● Goal:
Restate each of the lines below word for word and drop every picture.

● Extracted entries:
━━━━━━━━━━
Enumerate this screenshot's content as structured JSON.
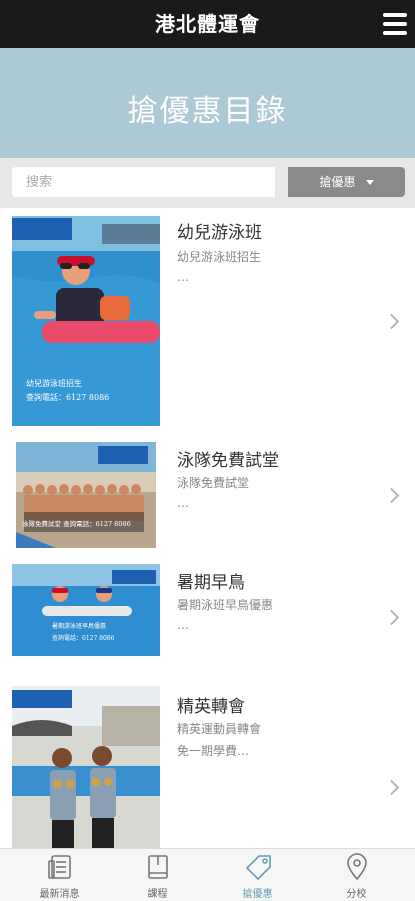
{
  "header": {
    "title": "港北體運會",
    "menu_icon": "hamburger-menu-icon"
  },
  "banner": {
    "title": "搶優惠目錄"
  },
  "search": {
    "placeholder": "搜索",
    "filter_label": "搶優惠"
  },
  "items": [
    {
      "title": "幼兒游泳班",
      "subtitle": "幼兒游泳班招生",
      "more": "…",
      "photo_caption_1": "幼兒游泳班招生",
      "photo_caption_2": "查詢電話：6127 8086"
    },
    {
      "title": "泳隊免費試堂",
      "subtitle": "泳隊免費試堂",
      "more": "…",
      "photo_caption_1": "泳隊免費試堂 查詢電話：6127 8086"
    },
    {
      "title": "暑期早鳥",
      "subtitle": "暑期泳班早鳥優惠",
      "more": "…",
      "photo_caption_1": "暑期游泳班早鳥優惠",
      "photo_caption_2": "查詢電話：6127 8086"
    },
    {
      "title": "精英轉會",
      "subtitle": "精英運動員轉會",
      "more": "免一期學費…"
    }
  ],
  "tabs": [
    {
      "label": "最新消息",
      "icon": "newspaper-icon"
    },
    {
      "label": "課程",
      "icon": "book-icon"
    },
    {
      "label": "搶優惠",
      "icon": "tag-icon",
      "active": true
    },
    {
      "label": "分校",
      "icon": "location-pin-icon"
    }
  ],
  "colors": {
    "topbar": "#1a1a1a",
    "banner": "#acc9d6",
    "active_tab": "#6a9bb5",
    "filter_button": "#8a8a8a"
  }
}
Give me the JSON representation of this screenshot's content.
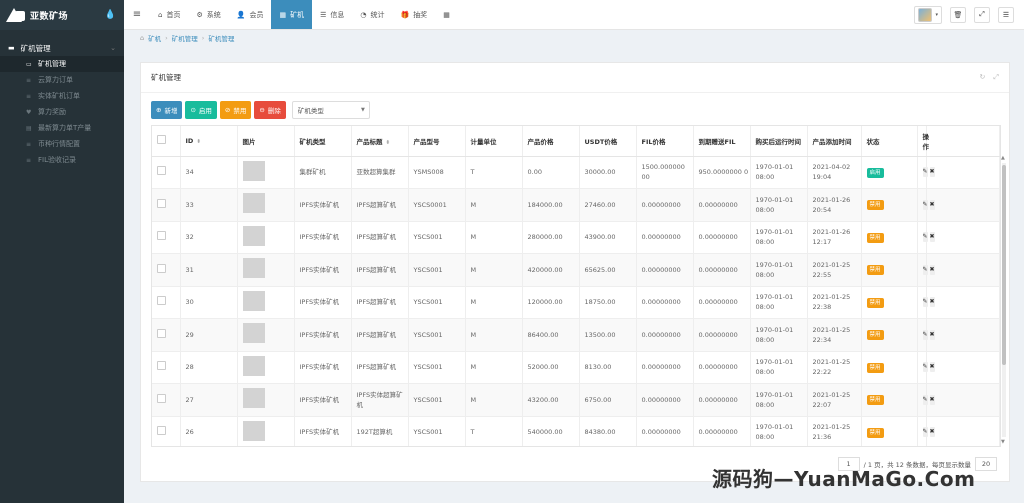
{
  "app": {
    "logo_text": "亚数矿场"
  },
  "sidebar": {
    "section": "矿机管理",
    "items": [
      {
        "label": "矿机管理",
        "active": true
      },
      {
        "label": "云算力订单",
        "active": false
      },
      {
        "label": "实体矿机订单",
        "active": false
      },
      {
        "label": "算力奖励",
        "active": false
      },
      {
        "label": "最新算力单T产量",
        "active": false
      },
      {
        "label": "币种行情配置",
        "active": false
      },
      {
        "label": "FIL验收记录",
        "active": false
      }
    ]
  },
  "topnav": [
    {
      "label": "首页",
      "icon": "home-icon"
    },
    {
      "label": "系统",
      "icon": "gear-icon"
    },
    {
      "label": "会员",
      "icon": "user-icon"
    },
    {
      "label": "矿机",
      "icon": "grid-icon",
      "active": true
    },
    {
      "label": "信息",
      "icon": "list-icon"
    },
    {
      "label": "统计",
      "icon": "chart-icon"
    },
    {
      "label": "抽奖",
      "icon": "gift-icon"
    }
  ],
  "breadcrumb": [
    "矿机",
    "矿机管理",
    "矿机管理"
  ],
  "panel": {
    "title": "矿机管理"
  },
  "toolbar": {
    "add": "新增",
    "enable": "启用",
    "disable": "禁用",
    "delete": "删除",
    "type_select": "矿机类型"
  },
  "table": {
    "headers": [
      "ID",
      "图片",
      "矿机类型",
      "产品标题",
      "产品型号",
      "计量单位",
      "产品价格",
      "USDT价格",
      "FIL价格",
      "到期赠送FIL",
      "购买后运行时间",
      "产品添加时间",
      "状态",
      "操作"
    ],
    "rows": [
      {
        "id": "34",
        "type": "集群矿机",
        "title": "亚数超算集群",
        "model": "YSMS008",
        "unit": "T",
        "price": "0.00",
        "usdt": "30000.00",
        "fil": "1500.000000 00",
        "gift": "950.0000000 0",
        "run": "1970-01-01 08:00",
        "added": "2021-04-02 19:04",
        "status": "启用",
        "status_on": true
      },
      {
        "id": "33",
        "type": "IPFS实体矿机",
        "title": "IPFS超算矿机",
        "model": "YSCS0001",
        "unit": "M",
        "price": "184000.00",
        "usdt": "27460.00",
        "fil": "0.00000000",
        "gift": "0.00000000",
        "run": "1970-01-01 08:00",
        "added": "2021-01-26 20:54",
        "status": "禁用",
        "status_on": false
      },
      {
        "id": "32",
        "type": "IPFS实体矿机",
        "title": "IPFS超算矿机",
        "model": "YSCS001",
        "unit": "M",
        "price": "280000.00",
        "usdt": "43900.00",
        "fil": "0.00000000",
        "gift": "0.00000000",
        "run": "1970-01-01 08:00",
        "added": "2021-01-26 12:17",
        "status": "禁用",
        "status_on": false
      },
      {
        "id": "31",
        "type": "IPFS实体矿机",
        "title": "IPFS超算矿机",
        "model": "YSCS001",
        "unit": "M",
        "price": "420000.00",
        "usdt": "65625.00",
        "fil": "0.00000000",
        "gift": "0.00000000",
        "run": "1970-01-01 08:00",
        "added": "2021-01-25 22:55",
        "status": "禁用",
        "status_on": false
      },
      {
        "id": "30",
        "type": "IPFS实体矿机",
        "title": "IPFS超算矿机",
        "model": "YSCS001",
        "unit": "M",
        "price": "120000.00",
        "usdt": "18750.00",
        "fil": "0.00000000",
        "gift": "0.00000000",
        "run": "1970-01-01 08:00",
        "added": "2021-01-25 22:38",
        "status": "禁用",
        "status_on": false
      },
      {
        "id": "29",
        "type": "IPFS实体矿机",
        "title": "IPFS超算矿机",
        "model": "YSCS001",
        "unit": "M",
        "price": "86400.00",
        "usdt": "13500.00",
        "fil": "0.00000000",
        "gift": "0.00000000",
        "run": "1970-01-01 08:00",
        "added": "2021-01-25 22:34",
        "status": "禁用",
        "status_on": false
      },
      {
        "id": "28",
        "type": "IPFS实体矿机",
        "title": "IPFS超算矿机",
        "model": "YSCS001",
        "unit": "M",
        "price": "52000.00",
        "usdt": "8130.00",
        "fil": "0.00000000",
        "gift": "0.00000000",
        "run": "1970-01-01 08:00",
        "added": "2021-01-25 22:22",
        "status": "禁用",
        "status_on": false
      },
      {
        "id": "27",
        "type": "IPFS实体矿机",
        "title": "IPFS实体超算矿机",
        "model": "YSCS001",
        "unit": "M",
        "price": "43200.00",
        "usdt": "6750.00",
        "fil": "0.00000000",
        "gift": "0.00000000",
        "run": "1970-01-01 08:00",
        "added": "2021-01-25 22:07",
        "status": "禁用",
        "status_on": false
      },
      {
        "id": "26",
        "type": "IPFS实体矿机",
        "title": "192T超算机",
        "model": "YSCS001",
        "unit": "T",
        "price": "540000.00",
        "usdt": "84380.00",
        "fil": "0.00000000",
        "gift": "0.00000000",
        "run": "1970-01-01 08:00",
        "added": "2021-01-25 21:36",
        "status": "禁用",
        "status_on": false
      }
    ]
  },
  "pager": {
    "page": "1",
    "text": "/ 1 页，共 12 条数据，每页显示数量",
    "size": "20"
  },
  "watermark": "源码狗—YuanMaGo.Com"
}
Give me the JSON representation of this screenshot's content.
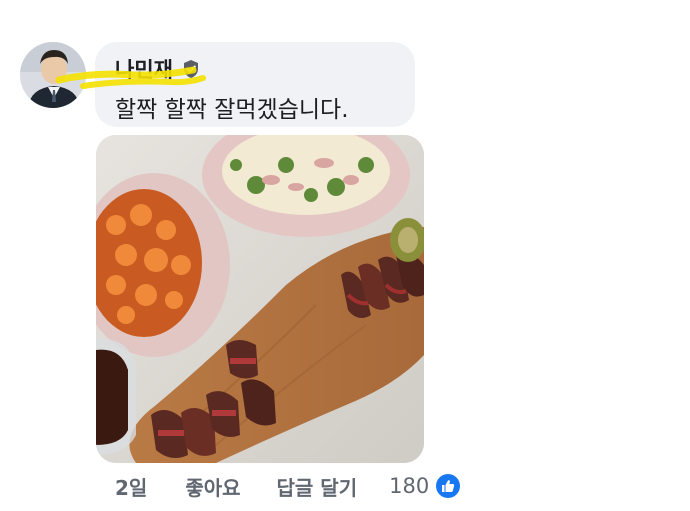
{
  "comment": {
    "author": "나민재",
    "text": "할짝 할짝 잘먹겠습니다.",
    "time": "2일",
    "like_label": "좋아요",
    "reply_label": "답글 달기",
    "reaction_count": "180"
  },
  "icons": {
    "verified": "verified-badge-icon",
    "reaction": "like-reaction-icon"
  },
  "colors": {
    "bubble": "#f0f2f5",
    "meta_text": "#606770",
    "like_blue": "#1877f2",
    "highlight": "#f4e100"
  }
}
━━━━━━━━━━
● Answer to the problem:
Enumerate this screenshot's content as structured JSON.
{
  "header": {
    "title": "港北體運會",
    "menu_icon": "hamburger-menu-icon"
  },
  "banner": {
    "title": "搶優惠目錄"
  },
  "search": {
    "placeholder": "搜索",
    "filter_label": "搶優惠"
  },
  "items": [
    {
      "title": "幼兒游泳班",
      "subtitle": "幼兒游泳班招生",
      "more": "…",
      "photo_caption_1": "幼兒游泳班招生",
      "photo_caption_2": "查詢電話：6127 8086"
    },
    {
      "title": "泳隊免費試堂",
      "subtitle": "泳隊免費試堂",
      "more": "…",
      "photo_caption_1": "泳隊免費試堂 查詢電話：6127 8086"
    },
    {
      "title": "暑期早鳥",
      "subtitle": "暑期泳班早鳥優惠",
      "more": "…",
      "photo_caption_1": "暑期游泳班早鳥優惠",
      "photo_caption_2": "查詢電話：6127 8086"
    },
    {
      "title": "精英轉會",
      "subtitle": "精英運動員轉會",
      "more": "免一期學費…"
    }
  ],
  "tabs": [
    {
      "label": "最新消息",
      "icon": "newspaper-icon"
    },
    {
      "label": "課程",
      "icon": "book-icon"
    },
    {
      "label": "搶優惠",
      "icon": "tag-icon",
      "active": true
    },
    {
      "label": "分校",
      "icon": "location-pin-icon"
    }
  ],
  "colors": {
    "topbar": "#1a1a1a",
    "banner": "#acc9d6",
    "active_tab": "#6a9bb5",
    "filter_button": "#8a8a8a"
  }
}
Give me the JSON representation of this screenshot's content.
{
  "app": {
    "logo_text": "亚数矿场"
  },
  "sidebar": {
    "section": "矿机管理",
    "items": [
      {
        "label": "矿机管理",
        "active": true
      },
      {
        "label": "云算力订单",
        "active": false
      },
      {
        "label": "实体矿机订单",
        "active": false
      },
      {
        "label": "算力奖励",
        "active": false
      },
      {
        "label": "最新算力单T产量",
        "active": false
      },
      {
        "label": "币种行情配置",
        "active": false
      },
      {
        "label": "FIL验收记录",
        "active": false
      }
    ]
  },
  "topnav": [
    {
      "label": "首页",
      "icon": "home-icon"
    },
    {
      "label": "系统",
      "icon": "gear-icon"
    },
    {
      "label": "会员",
      "icon": "user-icon"
    },
    {
      "label": "矿机",
      "icon": "grid-icon",
      "active": true
    },
    {
      "label": "信息",
      "icon": "list-icon"
    },
    {
      "label": "统计",
      "icon": "chart-icon"
    },
    {
      "label": "抽奖",
      "icon": "gift-icon"
    }
  ],
  "breadcrumb": [
    "矿机",
    "矿机管理",
    "矿机管理"
  ],
  "panel": {
    "title": "矿机管理"
  },
  "toolbar": {
    "add": "新增",
    "enable": "启用",
    "disable": "禁用",
    "delete": "删除",
    "type_select": "矿机类型"
  },
  "table": {
    "headers": [
      "ID",
      "图片",
      "矿机类型",
      "产品标题",
      "产品型号",
      "计量单位",
      "产品价格",
      "USDT价格",
      "FIL价格",
      "到期赠送FIL",
      "购买后运行时间",
      "产品添加时间",
      "状态",
      "操作"
    ],
    "rows": [
      {
        "id": "34",
        "type": "集群矿机",
        "title": "亚数超算集群",
        "model": "YSMS008",
        "unit": "T",
        "price": "0.00",
        "usdt": "30000.00",
        "fil": "1500.000000 00",
        "gift": "950.0000000 0",
        "run": "1970-01-01 08:00",
        "added": "2021-04-02 19:04",
        "status": "启用",
        "status_on": true
      },
      {
        "id": "33",
        "type": "IPFS实体矿机",
        "title": "IPFS超算矿机",
        "model": "YSCS0001",
        "unit": "M",
        "price": "184000.00",
        "usdt": "27460.00",
        "fil": "0.00000000",
        "gift": "0.00000000",
        "run": "1970-01-01 08:00",
        "added": "2021-01-26 20:54",
        "status": "禁用",
        "status_on": false
      },
      {
        "id": "32",
        "type": "IPFS实体矿机",
        "title": "IPFS超算矿机",
        "model": "YSCS001",
        "unit": "M",
        "price": "280000.00",
        "usdt": "43900.00",
        "fil": "0.00000000",
        "gift": "0.00000000",
        "run": "1970-01-01 08:00",
        "added": "2021-01-26 12:17",
        "status": "禁用",
        "status_on": false
      },
      {
        "id": "31",
        "type": "IPFS实体矿机",
        "title": "IPFS超算矿机",
        "model": "YSCS001",
        "unit": "M",
        "price": "420000.00",
        "usdt": "65625.00",
        "fil": "0.00000000",
        "gift": "0.00000000",
        "run": "1970-01-01 08:00",
        "added": "2021-01-25 22:55",
        "status": "禁用",
        "status_on": false
      },
      {
        "id": "30",
        "type": "IPFS实体矿机",
        "title": "IPFS超算矿机",
        "model": "YSCS001",
        "unit": "M",
        "price": "120000.00",
        "usdt": "18750.00",
        "fil": "0.00000000",
        "gift": "0.00000000",
        "run": "1970-01-01 08:00",
        "added": "2021-01-25 22:38",
        "status": "禁用",
        "status_on": false
      },
      {
        "id": "29",
        "type": "IPFS实体矿机",
        "title": "IPFS超算矿机",
        "model": "YSCS001",
        "unit": "M",
        "price": "86400.00",
        "usdt": "13500.00",
        "fil": "0.00000000",
        "gift": "0.00000000",
        "run": "1970-01-01 08:00",
        "added": "2021-01-25 22:34",
        "status": "禁用",
        "status_on": false
      },
      {
        "id": "28",
        "type": "IPFS实体矿机",
        "title": "IPFS超算矿机",
        "model": "YSCS001",
        "unit": "M",
        "price": "52000.00",
        "usdt": "8130.00",
        "fil": "0.00000000",
        "gift": "0.00000000",
        "run": "1970-01-01 08:00",
        "added": "2021-01-25 22:22",
        "status": "禁用",
        "status_on": false
      },
      {
        "id": "27",
        "type": "IPFS实体矿机",
        "title": "IPFS实体超算矿机",
        "model": "YSCS001",
        "unit": "M",
        "price": "43200.00",
        "usdt": "6750.00",
        "fil": "0.00000000",
        "gift": "0.00000000",
        "run": "1970-01-01 08:00",
        "added": "2021-01-25 22:07",
        "status": "禁用",
        "status_on": false
      },
      {
        "id": "26",
        "type": "IPFS实体矿机",
        "title": "192T超算机",
        "model": "YSCS001",
        "unit": "T",
        "price": "540000.00",
        "usdt": "84380.00",
        "fil": "0.00000000",
        "gift": "0.00000000",
        "run": "1970-01-01 08:00",
        "added": "2021-01-25 21:36",
        "status": "禁用",
        "status_on": false
      }
    ]
  },
  "pager": {
    "page": "1",
    "text": "/ 1 页，共 12 条数据，每页显示数量",
    "size": "20"
  },
  "watermark": "源码狗—YuanMaGo.Com"
}
Give me the JSON representation of this screenshot's content.
{
  "comment": {
    "author": "나민재",
    "text": "할짝 할짝 잘먹겠습니다.",
    "time": "2일",
    "like_label": "좋아요",
    "reply_label": "답글 달기",
    "reaction_count": "180"
  },
  "icons": {
    "verified": "verified-badge-icon",
    "reaction": "like-reaction-icon"
  },
  "colors": {
    "bubble": "#f0f2f5",
    "meta_text": "#606770",
    "like_blue": "#1877f2",
    "highlight": "#f4e100"
  }
}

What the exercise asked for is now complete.